* [THE REQUEST]: Using the listing below, select the lines with the word "比如甲木日干" and copy them.

## START DATASET ROWS

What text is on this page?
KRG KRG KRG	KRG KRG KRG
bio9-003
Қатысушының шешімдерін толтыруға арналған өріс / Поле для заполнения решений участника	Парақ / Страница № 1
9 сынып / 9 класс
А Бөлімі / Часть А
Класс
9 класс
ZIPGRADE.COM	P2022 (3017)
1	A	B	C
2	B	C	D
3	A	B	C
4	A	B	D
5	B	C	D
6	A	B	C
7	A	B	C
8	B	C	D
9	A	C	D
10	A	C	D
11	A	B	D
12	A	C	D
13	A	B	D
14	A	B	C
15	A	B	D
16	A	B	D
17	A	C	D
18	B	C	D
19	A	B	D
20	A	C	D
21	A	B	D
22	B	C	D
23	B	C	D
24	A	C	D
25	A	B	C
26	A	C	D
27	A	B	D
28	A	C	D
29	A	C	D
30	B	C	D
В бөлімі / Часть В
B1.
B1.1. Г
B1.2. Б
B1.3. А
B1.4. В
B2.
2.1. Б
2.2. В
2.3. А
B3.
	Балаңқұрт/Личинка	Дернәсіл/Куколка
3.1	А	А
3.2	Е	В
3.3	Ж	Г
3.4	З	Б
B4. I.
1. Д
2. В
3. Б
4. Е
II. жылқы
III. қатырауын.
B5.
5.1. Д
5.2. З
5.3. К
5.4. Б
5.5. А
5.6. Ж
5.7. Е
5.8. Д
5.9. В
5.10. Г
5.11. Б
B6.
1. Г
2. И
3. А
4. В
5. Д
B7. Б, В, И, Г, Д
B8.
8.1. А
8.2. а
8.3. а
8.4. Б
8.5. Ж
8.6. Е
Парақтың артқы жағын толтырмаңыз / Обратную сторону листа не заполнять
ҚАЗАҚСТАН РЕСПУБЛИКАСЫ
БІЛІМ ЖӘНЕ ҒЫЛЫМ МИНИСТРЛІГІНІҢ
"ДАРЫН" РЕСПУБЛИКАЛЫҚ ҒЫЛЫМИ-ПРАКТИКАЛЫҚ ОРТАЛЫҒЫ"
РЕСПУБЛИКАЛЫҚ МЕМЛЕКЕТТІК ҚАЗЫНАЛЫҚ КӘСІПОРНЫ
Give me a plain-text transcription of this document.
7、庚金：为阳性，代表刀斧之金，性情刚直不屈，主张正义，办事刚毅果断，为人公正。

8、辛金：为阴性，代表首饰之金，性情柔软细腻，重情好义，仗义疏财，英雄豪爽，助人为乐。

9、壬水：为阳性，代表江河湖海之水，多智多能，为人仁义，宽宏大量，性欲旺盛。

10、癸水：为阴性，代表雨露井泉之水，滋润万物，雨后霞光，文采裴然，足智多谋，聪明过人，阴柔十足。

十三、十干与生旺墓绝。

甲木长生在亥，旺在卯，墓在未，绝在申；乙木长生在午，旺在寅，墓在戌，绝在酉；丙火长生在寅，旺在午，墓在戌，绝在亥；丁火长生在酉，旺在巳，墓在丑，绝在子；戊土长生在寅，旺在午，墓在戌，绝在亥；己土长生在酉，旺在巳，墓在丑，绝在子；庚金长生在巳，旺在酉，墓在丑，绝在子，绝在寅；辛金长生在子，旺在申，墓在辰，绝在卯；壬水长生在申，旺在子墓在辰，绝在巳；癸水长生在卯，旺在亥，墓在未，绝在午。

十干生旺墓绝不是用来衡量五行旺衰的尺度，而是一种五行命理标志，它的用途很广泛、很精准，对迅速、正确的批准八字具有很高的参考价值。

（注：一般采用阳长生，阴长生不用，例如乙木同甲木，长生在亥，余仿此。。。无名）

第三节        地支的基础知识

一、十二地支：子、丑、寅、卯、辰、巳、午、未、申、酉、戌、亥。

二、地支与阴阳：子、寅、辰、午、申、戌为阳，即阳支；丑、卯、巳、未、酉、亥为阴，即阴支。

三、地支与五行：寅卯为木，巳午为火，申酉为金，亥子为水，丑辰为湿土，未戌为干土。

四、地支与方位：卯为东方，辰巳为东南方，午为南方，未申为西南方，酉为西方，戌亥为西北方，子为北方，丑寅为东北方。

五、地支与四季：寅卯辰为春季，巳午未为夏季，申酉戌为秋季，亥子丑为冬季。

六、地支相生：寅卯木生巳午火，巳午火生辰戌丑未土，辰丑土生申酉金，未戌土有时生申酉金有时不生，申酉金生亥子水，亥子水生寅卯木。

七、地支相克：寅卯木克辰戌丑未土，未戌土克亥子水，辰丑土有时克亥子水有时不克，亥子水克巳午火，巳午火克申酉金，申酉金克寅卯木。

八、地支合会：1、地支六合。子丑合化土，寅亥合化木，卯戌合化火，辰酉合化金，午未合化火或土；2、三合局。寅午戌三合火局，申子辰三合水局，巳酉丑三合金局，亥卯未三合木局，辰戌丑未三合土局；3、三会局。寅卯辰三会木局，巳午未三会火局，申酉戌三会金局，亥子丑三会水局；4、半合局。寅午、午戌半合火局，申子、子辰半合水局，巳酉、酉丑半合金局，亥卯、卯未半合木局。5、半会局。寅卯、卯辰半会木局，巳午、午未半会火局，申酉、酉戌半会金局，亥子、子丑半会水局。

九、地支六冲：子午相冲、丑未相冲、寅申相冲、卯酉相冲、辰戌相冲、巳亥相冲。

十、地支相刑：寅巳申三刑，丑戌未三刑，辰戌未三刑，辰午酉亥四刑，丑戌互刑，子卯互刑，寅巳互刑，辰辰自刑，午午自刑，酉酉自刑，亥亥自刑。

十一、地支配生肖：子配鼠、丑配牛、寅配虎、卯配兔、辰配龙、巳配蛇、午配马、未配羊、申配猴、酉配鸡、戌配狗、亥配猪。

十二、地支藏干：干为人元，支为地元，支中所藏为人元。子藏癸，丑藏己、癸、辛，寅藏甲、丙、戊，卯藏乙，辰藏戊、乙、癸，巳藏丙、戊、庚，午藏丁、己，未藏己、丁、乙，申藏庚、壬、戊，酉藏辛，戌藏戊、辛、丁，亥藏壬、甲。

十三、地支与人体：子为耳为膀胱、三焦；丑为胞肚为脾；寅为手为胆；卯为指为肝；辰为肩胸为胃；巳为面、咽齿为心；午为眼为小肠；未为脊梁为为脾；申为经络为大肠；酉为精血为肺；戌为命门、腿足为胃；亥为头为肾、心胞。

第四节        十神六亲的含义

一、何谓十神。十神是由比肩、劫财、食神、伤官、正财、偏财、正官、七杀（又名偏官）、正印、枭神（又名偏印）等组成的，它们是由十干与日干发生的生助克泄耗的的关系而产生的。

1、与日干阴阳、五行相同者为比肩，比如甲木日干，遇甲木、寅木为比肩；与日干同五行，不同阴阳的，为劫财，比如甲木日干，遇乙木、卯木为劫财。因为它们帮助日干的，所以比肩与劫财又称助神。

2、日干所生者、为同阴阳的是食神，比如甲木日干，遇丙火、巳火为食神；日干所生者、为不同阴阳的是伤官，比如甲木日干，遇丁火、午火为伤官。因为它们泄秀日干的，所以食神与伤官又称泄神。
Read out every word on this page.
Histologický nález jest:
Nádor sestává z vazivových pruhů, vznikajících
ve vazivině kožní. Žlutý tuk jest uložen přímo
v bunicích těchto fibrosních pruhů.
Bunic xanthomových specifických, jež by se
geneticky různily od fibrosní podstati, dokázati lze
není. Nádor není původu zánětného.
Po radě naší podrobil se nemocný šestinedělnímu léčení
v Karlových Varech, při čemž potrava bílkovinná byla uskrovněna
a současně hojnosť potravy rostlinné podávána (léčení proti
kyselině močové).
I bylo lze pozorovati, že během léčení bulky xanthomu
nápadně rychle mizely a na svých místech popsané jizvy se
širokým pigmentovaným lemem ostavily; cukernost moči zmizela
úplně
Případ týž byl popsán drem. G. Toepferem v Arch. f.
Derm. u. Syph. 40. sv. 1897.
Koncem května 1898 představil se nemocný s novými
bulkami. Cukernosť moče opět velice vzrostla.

## END DATASET ROWS

* [ANSWER TO THIS EXERCISE]:
1、与日干阴阳、五行相同者为比肩，比如甲木日干，遇甲木、寅木为比肩；与日干同五行，不同阴阳的，为劫财，比如甲木日干，遇乙木、卯木为劫财。因为它们帮助日干的，所以比肩与劫财又称助神。
2、日干所生者、为同阴阳的是食神，比如甲木日干，遇丙火、巳火为食神；日干所生者、为不同阴阳的是伤官，比如甲木日干，遇丁火、午火为伤官。因为它们泄秀日干的，所以食神与伤官又称泄神。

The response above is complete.